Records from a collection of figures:
(begin)
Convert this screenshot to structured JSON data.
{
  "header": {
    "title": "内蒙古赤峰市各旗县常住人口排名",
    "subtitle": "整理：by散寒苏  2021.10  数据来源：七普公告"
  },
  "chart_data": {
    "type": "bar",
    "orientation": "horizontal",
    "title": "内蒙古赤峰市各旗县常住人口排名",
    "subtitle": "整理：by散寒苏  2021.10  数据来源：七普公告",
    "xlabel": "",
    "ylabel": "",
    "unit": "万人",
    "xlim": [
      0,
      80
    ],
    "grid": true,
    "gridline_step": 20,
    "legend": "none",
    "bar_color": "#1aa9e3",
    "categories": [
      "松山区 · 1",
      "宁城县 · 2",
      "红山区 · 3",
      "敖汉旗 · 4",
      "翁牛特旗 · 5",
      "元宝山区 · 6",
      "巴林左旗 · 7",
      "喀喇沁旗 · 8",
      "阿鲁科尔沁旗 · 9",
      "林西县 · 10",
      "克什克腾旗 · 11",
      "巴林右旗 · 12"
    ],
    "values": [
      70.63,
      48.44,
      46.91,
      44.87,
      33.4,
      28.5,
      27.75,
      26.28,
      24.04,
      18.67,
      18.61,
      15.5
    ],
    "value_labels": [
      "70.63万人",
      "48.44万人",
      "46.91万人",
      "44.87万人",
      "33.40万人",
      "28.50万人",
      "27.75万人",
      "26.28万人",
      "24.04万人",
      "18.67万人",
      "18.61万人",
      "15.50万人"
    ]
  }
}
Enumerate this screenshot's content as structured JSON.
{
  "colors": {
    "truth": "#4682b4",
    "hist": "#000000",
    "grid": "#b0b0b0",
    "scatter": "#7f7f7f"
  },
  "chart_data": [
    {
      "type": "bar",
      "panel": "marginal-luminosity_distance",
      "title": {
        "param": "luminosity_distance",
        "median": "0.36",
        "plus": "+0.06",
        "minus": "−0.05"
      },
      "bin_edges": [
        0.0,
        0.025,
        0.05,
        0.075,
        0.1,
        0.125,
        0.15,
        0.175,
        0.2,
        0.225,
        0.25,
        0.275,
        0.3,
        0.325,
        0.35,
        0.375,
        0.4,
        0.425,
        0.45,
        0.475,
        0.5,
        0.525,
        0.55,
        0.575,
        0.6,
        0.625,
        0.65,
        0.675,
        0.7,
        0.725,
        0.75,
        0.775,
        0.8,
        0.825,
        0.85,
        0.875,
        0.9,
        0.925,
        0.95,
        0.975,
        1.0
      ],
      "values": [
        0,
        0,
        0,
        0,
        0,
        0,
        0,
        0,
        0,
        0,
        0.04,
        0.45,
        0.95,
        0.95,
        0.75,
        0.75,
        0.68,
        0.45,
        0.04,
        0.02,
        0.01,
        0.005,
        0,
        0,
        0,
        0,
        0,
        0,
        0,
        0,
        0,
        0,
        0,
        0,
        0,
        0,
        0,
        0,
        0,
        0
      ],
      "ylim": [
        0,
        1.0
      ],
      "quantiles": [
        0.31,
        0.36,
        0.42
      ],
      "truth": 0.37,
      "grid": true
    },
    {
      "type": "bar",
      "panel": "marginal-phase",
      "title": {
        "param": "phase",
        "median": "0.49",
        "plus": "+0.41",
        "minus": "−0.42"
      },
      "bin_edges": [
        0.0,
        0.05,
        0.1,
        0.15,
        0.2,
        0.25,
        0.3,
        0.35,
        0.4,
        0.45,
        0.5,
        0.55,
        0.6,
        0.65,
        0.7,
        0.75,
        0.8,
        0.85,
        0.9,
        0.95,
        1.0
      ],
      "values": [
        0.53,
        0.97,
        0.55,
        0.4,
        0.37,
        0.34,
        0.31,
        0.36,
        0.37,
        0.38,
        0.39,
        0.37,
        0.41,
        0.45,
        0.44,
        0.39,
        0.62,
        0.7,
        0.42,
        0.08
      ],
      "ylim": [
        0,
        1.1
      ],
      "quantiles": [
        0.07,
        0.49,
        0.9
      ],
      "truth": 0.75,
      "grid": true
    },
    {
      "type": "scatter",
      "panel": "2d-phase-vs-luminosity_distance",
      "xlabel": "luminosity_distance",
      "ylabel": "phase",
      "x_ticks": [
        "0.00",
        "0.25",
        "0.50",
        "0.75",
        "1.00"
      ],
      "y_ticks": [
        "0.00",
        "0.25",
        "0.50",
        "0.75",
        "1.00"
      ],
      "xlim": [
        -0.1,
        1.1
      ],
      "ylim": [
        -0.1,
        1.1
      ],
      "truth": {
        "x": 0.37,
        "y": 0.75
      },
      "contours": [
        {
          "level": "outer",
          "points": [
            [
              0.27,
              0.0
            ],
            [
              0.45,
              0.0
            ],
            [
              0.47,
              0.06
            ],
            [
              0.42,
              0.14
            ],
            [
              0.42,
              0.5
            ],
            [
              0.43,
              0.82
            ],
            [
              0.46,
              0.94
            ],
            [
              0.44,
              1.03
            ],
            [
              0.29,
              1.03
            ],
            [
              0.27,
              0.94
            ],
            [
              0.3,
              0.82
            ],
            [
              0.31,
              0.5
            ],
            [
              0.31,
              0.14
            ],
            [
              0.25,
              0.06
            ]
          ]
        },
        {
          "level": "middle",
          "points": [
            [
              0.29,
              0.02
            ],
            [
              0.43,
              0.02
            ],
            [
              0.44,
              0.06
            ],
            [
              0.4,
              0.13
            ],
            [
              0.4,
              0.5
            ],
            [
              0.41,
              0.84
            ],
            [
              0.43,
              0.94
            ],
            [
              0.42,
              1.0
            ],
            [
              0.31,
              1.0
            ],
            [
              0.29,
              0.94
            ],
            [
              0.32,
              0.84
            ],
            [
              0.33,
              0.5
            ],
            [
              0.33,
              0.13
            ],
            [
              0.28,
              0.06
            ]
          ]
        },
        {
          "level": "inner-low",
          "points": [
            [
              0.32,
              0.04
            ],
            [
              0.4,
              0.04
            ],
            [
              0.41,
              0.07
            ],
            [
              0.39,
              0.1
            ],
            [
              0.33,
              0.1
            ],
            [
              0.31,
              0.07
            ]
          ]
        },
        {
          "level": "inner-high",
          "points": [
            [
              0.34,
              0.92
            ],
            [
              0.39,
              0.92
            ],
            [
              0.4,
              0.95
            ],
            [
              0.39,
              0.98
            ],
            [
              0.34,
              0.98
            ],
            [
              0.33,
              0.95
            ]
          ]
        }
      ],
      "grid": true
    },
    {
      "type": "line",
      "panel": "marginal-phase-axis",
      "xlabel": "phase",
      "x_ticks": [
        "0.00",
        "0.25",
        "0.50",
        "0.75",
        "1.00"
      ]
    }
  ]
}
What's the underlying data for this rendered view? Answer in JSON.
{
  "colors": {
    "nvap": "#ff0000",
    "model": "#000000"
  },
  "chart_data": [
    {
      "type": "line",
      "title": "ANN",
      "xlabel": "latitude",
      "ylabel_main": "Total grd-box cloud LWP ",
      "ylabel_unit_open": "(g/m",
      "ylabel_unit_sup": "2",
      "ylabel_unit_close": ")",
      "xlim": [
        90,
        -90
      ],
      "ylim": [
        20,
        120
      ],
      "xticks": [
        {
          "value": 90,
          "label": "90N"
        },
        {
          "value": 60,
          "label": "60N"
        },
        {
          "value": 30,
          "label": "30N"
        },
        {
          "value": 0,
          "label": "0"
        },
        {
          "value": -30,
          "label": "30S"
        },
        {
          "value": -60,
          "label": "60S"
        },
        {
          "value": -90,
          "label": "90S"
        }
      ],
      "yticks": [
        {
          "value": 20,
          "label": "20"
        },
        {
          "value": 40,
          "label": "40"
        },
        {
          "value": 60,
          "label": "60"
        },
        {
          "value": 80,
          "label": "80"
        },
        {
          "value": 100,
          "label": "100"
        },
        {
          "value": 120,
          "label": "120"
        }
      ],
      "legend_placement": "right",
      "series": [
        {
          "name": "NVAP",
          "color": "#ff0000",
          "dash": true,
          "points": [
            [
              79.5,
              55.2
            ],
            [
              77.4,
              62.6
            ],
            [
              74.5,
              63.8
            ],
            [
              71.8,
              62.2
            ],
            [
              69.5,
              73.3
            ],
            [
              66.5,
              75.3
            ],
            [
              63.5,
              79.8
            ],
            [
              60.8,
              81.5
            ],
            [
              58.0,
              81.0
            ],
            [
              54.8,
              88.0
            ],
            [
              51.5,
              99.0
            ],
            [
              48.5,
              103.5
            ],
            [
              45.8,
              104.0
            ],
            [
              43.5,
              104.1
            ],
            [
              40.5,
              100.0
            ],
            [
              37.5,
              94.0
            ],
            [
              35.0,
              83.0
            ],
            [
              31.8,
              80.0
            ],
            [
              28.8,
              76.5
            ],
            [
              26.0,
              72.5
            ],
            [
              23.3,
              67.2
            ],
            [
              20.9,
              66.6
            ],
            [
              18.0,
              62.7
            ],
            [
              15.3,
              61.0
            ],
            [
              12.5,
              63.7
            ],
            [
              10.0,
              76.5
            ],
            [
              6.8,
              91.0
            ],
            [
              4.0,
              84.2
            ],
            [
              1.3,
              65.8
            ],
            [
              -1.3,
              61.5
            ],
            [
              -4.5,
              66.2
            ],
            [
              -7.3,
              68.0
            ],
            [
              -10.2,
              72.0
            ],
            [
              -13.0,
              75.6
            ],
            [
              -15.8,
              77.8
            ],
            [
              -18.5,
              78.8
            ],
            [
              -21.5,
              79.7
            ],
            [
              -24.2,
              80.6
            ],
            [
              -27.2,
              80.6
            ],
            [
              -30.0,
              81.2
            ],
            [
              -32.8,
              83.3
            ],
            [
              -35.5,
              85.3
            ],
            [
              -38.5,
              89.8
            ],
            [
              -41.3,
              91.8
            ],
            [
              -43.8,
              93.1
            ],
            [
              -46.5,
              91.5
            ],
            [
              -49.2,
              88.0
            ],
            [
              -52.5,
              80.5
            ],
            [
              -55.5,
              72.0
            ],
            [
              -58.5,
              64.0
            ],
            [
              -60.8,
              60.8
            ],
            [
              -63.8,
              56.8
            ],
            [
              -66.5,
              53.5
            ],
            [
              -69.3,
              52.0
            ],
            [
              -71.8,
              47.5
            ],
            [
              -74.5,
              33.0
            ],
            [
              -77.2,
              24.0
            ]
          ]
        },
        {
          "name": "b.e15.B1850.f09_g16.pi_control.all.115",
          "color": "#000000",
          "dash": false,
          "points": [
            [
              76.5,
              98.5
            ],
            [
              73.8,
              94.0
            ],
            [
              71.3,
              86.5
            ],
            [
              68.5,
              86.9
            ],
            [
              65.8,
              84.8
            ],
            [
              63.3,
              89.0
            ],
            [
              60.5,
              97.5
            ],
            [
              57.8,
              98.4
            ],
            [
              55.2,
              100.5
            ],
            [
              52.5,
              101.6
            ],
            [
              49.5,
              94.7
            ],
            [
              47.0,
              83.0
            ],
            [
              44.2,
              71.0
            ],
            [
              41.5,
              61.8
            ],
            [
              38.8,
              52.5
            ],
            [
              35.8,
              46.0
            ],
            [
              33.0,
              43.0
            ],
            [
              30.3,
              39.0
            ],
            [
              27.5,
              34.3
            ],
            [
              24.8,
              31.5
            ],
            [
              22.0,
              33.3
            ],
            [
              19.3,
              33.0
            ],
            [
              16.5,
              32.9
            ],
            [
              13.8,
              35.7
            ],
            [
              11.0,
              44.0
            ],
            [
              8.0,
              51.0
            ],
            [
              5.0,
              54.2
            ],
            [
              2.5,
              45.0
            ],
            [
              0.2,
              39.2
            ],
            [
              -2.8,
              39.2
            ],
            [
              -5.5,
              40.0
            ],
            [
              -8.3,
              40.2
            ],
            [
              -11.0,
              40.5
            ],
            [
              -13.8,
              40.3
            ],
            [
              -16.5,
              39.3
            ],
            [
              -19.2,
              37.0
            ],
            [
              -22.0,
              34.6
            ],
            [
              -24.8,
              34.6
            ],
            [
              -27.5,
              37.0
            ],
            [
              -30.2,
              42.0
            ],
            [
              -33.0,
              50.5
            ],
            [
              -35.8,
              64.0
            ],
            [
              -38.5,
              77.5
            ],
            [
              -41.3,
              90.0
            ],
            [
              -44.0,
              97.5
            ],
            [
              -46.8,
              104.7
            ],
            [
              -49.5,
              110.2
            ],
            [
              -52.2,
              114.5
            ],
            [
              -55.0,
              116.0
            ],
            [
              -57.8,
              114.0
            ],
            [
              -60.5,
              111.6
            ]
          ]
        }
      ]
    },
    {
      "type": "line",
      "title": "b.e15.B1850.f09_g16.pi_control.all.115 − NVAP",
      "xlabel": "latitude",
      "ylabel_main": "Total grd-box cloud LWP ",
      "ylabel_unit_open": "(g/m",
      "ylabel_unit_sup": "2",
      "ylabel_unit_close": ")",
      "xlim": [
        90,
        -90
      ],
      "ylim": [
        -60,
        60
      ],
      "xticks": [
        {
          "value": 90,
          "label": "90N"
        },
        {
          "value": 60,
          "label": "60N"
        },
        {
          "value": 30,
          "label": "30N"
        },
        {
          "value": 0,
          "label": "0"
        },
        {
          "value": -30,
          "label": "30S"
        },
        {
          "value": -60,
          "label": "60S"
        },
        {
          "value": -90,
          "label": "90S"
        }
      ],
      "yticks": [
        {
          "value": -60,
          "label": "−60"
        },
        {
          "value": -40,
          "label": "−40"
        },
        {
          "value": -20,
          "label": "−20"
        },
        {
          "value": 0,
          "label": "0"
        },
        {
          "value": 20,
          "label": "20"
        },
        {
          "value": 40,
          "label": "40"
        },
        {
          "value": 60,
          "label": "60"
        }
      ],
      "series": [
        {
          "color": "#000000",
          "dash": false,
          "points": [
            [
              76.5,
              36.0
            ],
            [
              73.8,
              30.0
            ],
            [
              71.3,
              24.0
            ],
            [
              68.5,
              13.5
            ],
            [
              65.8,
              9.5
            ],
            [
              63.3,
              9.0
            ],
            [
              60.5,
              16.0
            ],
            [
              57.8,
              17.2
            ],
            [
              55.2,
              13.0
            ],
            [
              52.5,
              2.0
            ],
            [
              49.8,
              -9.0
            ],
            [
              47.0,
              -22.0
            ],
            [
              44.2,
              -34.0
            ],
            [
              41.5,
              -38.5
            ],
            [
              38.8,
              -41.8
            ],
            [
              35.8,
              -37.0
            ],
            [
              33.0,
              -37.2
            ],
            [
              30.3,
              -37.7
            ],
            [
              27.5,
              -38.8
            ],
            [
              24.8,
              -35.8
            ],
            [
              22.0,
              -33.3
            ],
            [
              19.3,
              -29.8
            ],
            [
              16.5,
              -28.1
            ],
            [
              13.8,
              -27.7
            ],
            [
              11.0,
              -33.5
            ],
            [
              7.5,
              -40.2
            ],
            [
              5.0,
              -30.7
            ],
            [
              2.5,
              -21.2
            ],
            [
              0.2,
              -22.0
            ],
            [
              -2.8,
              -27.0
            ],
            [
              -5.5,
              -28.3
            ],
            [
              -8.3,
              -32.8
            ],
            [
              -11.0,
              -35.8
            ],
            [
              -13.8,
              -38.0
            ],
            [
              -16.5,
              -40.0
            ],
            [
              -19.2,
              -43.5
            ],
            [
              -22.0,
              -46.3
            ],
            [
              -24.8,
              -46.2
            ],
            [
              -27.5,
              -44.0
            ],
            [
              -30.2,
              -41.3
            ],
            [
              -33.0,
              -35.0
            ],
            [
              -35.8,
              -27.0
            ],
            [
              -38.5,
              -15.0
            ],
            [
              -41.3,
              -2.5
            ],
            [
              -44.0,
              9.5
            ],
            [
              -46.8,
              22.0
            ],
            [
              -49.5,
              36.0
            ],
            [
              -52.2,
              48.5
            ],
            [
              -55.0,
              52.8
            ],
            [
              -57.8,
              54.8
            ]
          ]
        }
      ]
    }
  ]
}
(end)
--- Given task ---
In the entries above, how many lines hold the word "subtitle"? State the number and nothing else.

--- Result of this task ---
2